Source passage:
To translate the device into practice in the form of a commercial device, a small portable biosensing system will be built, which can be used to read the signal. The system will include the electrical circuits (e.g., impedance circuit to replace the impedance analyzer), the data analysis software, the hardware, pump, sample and waste holders, and professional-grade data display where the user can enter sample information using a local keypad or keyboard to achieve the full feature (e.g., integration of the biosensor system to smartphone), commercially viable prototype. The biosensor chip is disposable, i.e., one-time use, and can be easily placed and removed from the biosensing system. The user can easily place and remove the biosensor chip into the biosensing system/instrument, load the sample and push the bottom to enable the system to diagnose and indicate the status of the sample, i.e., positive or negative. The disposable device is expected to be manufactured with an approximate cost range from $2.22 to $5.11 depending on the manufacturing volume. More information is provided on this near the end of the discussion.
Conclusion
MEMS biosensors were developed based on fluidic microchannels and impedance measurements for the rapid detection of pathologic prion protein. Tissues used for the development were lymph node samples from free-ranging deer that had been previously tested using standard laboratory techniques and positive antigen samples from the existing test kit environment. A combination of focusing electrode pairs and trapping electrode pairs was used to maximize the capture of prions to increase sensitivity. One set of IDE arrays was used for the detection of prions, and another set of IDE arrays was used as a control. The biosensor was applied to detect an engineered prion antigen and known positive clinical samples (RLN) at various dilutions and known negative RLN samples from 100 Hz to 10 MHz. To evaluate the specificity and selectivity of the biosensor, nonprion antigens (BTV and EHDV) were tested against anti-prion mAb, and anti-BCV antibody was tested against the prion antigen. Known negative RLN samples and no antigen controls were also included. In addition, the proteinase K-digested RLN samples were tested to confirm the detection of pathogenic prions. The device detected the engineered prion antigen at a dilution of 1:24, while ELISA was able to detect the same antigen at a dilution of 1:8. The biosensor demonstrated a relative limit of detection (rLOD) of 1:1000 dilution of a strong positive RLN sample, while the ELISA rLOD was 1:100. The biosensor also showed high specificity and selectivity as well as the ability to detect pathogenic prions in the RLN samples.
Acknowledgements
This project was funded by the Missouri Department of Conservation. We acknowledge Dr. Sherri Russell for her technical assistance in this project.
Conflict of interest
The authors declare no competing interests.

Dataset extract:
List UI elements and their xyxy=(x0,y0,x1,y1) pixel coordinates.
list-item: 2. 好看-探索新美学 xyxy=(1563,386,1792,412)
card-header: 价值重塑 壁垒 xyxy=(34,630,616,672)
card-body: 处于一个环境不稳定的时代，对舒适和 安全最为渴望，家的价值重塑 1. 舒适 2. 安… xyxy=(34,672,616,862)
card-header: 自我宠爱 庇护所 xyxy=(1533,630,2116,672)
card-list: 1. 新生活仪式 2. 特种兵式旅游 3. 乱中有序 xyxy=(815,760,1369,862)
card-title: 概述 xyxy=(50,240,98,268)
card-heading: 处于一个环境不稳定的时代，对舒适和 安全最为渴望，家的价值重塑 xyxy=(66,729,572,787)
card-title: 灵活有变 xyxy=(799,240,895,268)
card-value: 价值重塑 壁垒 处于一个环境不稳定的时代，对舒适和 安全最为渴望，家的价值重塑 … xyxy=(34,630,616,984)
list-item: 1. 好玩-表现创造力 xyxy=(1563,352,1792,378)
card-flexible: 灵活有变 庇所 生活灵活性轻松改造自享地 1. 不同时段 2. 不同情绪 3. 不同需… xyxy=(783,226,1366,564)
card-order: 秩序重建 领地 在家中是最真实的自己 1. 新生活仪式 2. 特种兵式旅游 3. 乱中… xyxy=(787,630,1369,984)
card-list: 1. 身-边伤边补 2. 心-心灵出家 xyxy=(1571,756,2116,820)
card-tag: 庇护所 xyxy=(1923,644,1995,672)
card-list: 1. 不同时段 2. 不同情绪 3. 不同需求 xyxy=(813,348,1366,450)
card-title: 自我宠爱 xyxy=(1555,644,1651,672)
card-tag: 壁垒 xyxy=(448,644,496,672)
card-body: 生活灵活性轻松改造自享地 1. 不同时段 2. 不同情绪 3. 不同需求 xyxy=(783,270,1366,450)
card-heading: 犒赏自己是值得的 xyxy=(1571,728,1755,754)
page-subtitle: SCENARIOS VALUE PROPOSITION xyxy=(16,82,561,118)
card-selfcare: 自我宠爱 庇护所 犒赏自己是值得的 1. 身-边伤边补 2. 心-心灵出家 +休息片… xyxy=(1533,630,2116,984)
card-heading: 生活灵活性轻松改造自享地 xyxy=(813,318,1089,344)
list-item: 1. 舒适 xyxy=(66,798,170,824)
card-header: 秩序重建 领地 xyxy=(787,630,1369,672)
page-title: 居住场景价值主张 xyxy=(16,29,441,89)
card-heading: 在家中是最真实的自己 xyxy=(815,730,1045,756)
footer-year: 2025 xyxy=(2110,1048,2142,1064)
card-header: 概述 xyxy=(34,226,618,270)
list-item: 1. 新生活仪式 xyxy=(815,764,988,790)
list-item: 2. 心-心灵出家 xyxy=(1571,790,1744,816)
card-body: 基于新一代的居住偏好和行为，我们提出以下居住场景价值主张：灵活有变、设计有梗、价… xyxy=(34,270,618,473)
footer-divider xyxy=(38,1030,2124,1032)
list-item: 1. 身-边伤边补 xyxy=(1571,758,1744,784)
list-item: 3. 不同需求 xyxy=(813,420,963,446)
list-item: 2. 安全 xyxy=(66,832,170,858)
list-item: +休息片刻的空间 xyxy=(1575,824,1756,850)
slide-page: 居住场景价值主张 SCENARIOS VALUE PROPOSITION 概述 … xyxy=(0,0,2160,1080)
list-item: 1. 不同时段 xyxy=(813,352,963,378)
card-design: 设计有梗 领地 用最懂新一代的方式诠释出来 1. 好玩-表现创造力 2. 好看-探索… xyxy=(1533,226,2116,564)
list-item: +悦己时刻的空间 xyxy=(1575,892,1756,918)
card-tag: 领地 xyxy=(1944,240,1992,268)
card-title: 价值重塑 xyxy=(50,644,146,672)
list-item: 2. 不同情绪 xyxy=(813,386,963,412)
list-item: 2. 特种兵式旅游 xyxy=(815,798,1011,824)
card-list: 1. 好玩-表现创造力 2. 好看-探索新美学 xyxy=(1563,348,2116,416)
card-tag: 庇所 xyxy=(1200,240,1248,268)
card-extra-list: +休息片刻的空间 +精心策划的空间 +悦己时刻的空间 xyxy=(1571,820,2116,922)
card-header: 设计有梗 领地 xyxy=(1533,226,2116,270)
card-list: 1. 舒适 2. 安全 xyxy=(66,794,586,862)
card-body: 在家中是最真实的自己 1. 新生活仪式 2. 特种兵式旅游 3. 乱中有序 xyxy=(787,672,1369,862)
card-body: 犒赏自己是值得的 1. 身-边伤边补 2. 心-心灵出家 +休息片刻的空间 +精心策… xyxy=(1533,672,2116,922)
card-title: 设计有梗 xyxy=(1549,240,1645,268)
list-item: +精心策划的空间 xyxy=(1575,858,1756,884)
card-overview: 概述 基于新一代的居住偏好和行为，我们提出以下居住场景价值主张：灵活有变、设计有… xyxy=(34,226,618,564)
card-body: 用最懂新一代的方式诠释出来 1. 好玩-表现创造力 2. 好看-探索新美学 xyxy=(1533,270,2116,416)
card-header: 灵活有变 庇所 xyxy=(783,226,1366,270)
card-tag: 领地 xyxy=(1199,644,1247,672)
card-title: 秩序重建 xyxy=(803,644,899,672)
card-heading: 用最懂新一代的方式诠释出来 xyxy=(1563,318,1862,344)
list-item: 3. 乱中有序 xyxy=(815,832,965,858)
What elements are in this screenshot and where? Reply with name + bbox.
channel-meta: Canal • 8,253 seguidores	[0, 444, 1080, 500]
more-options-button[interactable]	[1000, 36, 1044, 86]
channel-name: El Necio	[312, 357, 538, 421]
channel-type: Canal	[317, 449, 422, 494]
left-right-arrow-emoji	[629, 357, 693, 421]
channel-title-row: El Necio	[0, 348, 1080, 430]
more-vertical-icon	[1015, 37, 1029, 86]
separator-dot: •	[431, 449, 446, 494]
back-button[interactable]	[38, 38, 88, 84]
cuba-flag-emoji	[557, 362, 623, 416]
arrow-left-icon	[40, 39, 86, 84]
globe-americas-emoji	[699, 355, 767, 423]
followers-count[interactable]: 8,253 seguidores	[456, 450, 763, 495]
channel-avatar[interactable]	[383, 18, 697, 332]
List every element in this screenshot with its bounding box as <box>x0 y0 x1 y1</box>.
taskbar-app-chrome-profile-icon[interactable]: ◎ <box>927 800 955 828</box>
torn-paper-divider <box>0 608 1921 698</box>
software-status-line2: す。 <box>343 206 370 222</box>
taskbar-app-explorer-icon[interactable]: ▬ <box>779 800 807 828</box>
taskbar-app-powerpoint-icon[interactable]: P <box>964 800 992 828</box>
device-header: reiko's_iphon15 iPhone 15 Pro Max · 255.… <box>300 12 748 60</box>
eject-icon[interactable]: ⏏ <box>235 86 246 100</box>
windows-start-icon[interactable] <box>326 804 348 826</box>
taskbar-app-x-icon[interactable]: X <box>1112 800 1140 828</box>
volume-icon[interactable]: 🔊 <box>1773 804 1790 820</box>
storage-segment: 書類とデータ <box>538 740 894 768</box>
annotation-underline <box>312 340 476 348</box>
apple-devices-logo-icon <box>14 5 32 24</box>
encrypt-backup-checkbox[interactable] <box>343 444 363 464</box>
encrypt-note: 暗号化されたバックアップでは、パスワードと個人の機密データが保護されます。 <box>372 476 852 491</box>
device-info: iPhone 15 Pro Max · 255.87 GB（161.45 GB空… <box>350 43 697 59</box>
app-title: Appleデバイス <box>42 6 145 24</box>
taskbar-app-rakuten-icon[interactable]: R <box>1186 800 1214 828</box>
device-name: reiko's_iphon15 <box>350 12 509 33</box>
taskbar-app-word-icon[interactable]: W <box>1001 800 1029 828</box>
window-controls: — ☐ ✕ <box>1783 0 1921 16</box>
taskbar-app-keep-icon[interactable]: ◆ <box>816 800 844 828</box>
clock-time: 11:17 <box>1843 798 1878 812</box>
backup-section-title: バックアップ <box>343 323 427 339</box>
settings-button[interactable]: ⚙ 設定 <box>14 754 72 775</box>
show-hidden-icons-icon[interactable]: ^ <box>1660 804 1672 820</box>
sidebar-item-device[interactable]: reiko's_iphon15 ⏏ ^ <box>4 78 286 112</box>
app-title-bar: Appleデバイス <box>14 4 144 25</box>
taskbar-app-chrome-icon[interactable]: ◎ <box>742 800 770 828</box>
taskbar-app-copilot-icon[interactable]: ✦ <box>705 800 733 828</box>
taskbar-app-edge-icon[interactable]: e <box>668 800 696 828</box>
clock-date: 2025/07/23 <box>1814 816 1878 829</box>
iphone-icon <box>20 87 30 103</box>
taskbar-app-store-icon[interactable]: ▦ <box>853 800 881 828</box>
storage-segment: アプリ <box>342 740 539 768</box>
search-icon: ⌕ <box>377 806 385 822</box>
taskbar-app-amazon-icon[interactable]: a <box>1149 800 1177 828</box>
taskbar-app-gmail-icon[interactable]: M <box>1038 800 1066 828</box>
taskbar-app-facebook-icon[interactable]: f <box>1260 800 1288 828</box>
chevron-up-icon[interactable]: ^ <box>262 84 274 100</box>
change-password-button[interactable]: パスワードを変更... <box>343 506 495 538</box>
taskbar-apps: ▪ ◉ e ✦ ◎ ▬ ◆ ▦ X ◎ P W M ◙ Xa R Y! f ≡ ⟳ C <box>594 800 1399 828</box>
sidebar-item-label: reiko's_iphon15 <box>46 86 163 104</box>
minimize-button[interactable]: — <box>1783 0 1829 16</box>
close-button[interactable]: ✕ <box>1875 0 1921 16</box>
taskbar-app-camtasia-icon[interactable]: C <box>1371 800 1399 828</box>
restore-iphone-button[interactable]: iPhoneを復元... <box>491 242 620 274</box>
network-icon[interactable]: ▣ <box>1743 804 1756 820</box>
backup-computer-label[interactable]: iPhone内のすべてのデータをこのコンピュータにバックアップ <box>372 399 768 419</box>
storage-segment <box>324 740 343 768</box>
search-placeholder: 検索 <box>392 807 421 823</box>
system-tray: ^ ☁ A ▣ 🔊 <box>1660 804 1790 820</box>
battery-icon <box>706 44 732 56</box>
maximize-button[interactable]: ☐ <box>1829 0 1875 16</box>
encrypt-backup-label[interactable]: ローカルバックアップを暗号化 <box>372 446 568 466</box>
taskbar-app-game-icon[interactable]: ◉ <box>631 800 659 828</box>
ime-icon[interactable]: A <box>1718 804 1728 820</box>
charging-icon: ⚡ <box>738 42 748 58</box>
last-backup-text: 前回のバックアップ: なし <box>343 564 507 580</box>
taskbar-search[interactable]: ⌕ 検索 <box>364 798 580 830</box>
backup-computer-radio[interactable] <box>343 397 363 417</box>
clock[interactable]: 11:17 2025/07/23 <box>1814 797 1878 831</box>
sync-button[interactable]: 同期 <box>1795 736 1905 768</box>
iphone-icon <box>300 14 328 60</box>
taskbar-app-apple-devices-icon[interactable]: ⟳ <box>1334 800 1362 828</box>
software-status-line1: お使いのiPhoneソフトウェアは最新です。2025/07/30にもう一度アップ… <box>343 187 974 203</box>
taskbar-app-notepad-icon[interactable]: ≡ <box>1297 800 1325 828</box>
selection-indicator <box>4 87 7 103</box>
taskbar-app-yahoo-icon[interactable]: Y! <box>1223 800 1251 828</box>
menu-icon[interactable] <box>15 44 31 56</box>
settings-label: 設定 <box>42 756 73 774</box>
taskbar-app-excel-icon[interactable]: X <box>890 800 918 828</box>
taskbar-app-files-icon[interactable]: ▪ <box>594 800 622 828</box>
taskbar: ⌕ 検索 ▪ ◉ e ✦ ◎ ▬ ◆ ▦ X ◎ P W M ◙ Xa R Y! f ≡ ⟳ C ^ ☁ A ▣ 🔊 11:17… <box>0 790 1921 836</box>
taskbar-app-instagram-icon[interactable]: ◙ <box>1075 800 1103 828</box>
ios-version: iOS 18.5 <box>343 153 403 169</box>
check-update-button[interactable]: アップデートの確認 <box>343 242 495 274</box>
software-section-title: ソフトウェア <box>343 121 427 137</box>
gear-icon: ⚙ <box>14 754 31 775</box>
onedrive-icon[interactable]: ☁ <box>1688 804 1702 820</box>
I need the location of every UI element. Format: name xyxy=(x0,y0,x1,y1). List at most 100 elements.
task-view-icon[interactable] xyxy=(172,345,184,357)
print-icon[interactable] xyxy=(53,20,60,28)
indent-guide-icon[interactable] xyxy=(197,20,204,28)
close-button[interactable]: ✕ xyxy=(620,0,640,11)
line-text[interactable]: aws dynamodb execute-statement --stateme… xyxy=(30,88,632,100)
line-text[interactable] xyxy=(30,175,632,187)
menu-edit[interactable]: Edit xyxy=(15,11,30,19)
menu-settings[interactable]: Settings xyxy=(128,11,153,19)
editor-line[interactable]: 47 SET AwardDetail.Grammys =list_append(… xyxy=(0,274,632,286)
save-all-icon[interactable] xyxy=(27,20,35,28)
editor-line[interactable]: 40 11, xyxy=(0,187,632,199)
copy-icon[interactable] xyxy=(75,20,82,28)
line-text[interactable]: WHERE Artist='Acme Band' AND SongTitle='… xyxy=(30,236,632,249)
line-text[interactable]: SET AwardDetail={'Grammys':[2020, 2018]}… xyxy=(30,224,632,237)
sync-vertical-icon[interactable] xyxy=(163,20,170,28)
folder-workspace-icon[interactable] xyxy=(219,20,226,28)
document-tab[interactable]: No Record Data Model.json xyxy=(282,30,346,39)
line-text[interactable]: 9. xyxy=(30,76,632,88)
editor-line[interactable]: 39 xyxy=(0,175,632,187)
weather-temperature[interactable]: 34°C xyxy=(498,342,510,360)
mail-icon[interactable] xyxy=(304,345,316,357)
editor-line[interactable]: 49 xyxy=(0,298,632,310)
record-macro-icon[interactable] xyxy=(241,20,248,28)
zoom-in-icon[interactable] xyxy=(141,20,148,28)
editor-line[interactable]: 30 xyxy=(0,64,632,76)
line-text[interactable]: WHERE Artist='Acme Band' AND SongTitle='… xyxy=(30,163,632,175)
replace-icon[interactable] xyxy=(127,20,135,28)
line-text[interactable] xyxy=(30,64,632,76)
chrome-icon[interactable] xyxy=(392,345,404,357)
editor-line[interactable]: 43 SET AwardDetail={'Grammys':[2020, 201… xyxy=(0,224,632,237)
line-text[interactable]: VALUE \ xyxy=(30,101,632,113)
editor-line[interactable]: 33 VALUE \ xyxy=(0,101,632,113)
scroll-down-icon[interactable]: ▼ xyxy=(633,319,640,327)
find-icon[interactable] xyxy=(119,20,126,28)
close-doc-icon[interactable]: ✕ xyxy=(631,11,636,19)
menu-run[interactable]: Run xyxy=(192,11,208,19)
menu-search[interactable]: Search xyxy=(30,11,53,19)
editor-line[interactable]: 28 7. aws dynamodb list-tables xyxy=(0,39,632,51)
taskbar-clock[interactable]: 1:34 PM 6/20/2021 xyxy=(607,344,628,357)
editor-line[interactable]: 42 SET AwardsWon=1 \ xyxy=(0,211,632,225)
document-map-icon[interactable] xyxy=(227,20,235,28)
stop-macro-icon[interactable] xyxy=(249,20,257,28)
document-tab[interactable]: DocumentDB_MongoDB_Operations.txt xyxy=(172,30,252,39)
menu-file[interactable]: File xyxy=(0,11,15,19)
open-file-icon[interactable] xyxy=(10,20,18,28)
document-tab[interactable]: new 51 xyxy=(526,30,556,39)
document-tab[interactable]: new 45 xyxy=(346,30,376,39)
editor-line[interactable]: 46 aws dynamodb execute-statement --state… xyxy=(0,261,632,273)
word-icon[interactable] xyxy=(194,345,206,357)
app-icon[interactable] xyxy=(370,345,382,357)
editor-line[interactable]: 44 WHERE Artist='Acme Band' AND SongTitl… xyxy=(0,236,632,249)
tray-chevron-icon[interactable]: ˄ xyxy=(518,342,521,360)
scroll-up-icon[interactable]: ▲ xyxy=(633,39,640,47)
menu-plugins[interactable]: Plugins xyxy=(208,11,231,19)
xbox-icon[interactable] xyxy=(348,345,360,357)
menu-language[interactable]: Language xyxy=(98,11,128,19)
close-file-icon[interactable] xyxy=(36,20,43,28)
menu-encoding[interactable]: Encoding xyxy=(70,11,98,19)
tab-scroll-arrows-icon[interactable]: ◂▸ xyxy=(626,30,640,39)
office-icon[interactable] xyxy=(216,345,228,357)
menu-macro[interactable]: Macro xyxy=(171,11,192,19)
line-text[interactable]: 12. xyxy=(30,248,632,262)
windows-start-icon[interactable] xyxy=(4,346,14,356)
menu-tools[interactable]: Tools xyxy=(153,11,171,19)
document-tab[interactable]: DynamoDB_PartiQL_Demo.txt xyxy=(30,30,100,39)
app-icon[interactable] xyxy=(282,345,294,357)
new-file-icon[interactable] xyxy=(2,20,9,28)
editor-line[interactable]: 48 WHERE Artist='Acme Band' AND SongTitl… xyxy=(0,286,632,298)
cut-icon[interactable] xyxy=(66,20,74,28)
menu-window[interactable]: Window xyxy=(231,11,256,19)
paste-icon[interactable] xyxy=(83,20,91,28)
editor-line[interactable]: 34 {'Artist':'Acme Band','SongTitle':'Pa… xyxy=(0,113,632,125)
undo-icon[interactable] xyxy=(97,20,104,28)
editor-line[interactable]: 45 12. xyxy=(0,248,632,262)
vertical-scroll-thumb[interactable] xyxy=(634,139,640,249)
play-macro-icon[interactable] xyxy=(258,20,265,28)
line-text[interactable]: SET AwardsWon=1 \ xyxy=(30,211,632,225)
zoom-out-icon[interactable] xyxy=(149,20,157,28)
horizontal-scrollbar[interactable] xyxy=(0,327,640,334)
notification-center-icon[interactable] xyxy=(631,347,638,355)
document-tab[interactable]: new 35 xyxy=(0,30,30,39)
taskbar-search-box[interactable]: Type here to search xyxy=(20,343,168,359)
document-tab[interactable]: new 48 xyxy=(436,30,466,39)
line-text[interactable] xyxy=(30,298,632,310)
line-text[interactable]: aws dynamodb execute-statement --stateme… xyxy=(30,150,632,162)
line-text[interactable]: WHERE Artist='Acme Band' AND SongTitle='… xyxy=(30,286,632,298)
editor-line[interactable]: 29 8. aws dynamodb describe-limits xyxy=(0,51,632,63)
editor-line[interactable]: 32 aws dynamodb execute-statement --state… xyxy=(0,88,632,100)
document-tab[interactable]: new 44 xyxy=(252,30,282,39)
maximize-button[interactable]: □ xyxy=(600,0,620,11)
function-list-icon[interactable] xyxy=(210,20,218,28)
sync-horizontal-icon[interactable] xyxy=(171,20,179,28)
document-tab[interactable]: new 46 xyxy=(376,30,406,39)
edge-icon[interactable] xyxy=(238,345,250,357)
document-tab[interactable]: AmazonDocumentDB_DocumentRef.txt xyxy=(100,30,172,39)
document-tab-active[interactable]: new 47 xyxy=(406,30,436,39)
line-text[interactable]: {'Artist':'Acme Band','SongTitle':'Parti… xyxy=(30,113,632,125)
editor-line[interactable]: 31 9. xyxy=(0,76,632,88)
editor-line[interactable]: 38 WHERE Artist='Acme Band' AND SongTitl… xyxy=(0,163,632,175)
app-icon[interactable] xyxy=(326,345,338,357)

Task item:
According to the prion biosensor passage, what relative limit of detection did ELISA reach for the strong positive RLN sample?

Response:
A 1:100 dilution.